What is required:
Copy each line of the entries beneath that contains the word "MinC".

(Source records)
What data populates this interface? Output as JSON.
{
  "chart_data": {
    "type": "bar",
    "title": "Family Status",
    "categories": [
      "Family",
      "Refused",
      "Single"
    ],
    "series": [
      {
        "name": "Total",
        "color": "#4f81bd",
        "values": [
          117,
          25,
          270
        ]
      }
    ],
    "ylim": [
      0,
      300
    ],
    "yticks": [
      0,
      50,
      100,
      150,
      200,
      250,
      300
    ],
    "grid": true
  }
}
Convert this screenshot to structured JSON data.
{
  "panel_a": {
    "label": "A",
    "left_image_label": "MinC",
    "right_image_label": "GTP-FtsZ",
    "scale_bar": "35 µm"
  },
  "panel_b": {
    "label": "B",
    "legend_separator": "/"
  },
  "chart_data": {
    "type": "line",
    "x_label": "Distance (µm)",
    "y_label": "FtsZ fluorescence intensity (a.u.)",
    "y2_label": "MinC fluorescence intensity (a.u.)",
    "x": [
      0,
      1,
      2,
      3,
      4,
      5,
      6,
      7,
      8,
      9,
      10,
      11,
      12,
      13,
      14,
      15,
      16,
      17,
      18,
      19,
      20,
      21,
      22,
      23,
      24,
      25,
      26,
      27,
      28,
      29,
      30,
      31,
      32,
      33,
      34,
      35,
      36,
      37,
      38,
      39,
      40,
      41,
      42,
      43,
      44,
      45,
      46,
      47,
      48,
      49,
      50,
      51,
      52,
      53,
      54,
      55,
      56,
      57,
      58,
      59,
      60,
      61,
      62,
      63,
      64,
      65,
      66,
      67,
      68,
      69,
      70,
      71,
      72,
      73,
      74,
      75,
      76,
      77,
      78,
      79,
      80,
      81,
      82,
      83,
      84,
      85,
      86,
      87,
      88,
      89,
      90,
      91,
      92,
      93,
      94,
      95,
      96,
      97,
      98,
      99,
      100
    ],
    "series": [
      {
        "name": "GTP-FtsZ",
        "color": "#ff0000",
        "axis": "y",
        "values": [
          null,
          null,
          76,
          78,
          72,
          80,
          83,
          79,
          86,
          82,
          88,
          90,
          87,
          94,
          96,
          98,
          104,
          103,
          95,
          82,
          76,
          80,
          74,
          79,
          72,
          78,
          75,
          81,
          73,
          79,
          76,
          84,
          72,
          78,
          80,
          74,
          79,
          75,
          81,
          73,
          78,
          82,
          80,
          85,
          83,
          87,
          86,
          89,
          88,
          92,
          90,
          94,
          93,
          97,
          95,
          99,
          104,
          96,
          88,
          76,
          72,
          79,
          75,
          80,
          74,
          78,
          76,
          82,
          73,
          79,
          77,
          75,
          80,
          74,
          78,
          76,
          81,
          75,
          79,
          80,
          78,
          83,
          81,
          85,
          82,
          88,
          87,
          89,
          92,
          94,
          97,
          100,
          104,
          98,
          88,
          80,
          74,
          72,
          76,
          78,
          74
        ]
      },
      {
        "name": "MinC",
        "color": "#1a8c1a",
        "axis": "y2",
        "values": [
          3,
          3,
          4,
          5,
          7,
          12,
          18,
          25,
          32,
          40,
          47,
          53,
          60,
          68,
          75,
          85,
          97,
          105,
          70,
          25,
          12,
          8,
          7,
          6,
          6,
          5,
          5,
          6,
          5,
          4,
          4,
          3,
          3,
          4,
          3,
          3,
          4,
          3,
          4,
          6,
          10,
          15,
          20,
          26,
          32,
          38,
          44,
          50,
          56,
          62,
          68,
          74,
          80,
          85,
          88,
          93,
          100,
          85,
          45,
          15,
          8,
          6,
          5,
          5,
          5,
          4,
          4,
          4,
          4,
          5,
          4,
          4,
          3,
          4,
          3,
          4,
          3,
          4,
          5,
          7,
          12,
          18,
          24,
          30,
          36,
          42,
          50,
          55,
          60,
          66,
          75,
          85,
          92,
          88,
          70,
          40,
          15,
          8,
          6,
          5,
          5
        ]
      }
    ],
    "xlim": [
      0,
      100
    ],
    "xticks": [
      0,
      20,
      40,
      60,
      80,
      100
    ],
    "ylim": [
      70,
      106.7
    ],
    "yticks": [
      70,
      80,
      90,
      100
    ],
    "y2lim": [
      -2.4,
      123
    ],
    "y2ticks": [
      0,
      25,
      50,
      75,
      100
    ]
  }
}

==

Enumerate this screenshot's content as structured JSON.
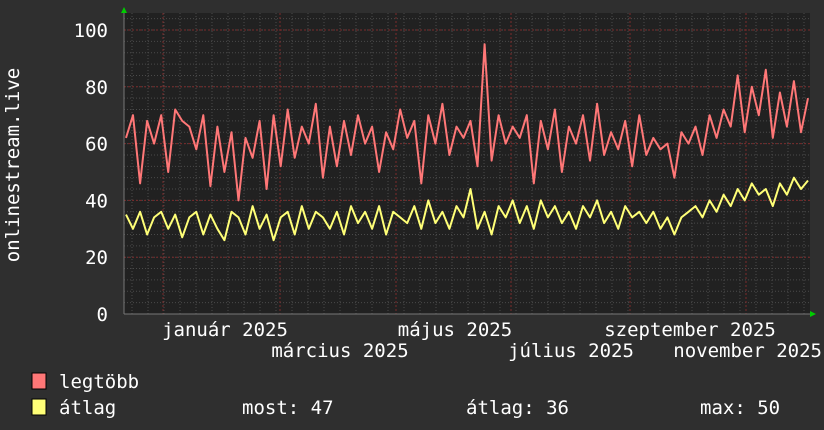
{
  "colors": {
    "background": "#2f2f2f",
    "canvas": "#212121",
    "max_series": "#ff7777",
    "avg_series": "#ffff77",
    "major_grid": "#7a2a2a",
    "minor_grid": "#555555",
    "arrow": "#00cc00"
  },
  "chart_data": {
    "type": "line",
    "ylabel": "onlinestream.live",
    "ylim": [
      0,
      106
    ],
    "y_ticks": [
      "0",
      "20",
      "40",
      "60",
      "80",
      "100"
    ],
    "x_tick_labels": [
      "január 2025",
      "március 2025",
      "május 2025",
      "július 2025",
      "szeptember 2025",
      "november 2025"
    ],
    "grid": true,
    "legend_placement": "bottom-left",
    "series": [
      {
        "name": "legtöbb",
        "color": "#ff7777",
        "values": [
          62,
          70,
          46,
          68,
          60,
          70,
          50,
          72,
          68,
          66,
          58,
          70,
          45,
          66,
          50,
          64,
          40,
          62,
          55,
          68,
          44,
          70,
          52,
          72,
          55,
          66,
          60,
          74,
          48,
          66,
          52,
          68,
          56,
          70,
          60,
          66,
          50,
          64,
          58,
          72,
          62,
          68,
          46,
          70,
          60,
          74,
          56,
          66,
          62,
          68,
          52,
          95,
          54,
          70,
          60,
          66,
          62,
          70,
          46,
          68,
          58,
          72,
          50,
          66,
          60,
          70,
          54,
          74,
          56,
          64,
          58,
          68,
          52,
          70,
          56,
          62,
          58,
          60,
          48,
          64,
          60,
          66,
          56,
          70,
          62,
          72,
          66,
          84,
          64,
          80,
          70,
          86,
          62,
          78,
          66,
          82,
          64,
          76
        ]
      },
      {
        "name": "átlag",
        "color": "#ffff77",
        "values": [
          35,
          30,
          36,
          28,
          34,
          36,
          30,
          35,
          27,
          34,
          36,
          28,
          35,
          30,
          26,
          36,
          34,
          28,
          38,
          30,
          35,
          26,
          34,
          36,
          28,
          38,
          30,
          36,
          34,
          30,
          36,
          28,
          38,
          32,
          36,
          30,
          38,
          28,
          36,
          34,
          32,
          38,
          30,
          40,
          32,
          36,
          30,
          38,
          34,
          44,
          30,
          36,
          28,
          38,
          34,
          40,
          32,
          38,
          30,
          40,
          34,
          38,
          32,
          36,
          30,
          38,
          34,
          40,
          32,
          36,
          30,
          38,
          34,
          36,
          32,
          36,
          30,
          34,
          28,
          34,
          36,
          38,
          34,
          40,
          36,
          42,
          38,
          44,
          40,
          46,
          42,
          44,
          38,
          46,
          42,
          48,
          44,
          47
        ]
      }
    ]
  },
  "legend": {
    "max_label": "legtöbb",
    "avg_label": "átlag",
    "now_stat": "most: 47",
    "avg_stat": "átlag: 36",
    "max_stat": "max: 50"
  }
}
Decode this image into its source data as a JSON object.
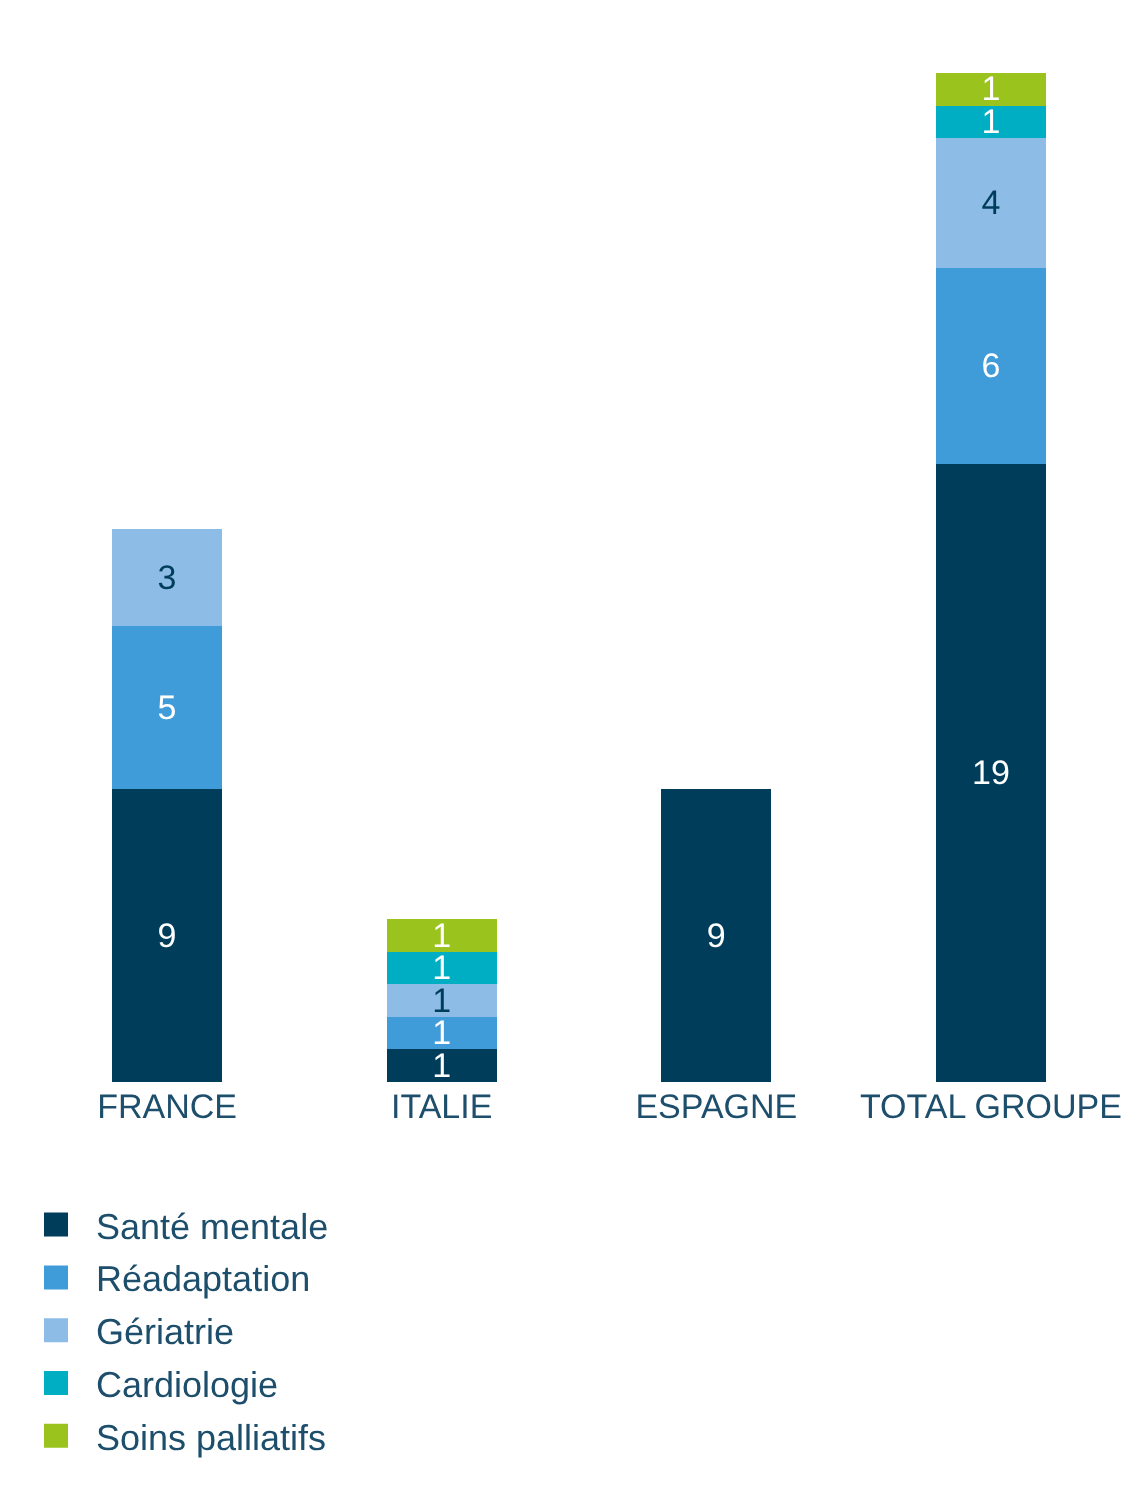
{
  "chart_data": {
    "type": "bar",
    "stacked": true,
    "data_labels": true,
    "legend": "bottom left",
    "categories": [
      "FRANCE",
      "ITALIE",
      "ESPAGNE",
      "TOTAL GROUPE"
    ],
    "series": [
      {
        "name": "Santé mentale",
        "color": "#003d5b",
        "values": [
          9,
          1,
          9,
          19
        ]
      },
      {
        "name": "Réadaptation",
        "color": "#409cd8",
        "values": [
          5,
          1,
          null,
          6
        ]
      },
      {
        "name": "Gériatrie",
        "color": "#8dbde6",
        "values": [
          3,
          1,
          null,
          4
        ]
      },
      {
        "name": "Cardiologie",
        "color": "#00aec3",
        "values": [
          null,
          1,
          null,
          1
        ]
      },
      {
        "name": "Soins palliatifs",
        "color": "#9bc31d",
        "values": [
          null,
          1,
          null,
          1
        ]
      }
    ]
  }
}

---

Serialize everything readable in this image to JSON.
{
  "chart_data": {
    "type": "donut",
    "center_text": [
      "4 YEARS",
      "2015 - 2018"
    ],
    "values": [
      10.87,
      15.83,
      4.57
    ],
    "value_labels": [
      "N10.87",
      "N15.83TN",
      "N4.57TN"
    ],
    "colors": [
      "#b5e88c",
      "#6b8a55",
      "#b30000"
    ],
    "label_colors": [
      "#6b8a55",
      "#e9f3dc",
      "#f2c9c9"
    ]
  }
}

Reply to the task:
    "left_image_label": "MinC",
    "y2_label": "MinC fluorescence intensity (a.u.)",
        "name": "MinC",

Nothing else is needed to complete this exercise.